What the task requires: Copy each line that holds "tiempo".

Rows:

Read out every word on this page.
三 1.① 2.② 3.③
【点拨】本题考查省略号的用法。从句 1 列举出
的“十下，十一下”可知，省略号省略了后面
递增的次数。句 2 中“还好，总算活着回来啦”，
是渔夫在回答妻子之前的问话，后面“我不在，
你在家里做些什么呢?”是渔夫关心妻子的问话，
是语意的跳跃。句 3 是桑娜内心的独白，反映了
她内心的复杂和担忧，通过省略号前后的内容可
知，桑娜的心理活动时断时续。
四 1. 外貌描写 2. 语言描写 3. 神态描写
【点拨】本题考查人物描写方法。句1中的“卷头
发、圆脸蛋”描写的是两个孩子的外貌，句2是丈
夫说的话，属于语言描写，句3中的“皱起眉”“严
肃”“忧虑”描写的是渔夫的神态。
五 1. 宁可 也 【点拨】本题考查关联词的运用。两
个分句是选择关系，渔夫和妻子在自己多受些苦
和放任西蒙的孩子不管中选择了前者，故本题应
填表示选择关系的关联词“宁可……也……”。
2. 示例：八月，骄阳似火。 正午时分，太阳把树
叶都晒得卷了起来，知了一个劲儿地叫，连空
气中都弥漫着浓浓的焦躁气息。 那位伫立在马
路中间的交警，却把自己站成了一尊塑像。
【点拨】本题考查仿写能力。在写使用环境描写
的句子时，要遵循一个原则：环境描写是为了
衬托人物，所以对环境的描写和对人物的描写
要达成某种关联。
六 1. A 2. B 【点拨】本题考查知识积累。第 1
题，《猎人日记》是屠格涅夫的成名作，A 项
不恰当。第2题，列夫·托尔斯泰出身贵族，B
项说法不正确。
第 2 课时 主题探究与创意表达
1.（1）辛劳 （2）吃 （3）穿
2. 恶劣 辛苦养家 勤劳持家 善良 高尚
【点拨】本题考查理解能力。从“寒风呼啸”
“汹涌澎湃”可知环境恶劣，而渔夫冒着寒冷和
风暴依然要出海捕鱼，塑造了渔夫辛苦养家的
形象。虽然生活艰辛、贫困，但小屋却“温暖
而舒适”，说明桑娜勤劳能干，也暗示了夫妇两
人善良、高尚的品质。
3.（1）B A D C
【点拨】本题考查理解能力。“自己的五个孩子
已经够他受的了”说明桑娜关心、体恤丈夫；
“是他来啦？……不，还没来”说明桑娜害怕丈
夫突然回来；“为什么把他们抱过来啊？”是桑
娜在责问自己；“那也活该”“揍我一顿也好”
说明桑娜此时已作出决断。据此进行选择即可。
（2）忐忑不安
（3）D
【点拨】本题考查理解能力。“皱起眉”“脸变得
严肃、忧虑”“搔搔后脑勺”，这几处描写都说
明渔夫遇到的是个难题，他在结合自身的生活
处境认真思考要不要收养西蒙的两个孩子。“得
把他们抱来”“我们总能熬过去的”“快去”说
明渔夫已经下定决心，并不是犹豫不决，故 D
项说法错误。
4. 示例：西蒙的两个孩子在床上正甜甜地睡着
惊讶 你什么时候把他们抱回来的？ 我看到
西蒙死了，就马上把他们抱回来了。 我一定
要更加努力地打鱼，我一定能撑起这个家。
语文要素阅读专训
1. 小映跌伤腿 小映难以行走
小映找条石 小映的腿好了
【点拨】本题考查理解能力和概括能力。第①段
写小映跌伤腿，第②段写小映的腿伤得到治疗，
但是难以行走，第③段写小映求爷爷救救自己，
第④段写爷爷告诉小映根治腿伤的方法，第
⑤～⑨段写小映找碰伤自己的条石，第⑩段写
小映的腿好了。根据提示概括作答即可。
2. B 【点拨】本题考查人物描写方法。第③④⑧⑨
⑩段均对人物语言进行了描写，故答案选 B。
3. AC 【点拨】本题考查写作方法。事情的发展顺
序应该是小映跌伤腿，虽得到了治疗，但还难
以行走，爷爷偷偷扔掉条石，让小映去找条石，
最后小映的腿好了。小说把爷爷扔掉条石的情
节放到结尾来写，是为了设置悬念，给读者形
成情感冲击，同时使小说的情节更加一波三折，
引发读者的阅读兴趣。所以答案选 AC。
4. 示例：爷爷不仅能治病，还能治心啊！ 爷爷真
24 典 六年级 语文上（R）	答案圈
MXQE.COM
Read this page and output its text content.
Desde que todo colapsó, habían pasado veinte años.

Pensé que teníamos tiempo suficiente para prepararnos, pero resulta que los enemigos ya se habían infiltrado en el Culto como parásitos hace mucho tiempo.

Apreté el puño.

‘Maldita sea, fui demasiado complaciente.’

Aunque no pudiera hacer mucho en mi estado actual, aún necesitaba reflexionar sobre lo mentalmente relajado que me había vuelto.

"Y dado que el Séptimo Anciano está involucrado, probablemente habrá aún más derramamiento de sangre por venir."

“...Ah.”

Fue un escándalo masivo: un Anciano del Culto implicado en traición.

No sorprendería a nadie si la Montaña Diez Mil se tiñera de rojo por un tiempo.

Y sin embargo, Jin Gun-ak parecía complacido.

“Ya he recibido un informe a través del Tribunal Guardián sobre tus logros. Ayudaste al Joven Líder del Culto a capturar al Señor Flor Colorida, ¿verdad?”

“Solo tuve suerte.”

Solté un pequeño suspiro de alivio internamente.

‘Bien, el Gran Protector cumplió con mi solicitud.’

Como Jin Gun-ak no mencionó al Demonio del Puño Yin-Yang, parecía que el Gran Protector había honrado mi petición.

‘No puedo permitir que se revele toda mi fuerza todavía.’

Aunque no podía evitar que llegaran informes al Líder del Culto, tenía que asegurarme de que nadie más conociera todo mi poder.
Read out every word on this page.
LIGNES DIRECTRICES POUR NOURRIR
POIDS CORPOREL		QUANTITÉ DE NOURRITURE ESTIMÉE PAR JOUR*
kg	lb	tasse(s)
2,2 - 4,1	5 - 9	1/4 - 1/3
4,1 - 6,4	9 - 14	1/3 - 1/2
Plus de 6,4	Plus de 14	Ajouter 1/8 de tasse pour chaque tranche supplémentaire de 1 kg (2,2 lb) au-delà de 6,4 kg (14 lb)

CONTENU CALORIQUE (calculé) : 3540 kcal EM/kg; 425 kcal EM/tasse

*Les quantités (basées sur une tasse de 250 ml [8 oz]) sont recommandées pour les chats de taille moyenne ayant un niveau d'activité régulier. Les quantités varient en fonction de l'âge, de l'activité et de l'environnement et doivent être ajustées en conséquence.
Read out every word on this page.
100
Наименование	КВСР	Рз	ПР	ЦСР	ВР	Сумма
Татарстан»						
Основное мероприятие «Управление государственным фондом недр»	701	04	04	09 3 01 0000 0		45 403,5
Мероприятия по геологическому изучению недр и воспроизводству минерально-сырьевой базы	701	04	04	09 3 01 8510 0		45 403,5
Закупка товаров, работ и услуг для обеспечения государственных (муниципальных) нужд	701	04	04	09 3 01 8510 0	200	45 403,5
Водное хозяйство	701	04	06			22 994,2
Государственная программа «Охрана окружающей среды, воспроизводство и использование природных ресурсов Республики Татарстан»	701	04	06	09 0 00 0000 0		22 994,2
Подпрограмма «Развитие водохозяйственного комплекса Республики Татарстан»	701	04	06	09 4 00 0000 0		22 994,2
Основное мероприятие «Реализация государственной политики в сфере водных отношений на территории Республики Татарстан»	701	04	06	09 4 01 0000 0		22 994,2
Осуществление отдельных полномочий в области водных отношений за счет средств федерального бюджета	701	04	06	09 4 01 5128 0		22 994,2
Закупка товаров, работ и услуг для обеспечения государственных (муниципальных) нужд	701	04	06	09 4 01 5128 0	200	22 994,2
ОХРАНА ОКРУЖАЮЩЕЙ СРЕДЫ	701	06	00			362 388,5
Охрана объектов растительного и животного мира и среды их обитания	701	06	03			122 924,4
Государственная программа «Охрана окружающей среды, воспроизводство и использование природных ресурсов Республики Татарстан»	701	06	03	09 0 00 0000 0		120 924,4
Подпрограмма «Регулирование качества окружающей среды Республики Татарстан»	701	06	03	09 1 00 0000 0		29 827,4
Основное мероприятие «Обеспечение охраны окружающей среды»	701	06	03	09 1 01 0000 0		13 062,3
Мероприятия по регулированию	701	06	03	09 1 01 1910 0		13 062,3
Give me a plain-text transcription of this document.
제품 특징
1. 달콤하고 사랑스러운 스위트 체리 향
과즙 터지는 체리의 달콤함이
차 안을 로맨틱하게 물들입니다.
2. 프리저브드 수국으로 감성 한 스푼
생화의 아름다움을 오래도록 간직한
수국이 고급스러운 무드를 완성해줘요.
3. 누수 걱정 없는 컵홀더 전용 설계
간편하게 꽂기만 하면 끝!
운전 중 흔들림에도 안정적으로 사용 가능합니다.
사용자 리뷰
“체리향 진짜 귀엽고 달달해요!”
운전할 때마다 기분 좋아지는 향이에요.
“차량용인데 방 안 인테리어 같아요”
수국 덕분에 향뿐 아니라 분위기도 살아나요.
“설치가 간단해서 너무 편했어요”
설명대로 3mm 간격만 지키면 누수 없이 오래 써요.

Written response:
Pensé que teníamos tiempo suficiente para prepararnos, pero resulta que los enemigos ya se habían infiltrado en el Culto como parásitos hace mucho tiempo.
No sorprendería a nadie si la Montaña Diez Mil se tiñera de rojo por un tiempo.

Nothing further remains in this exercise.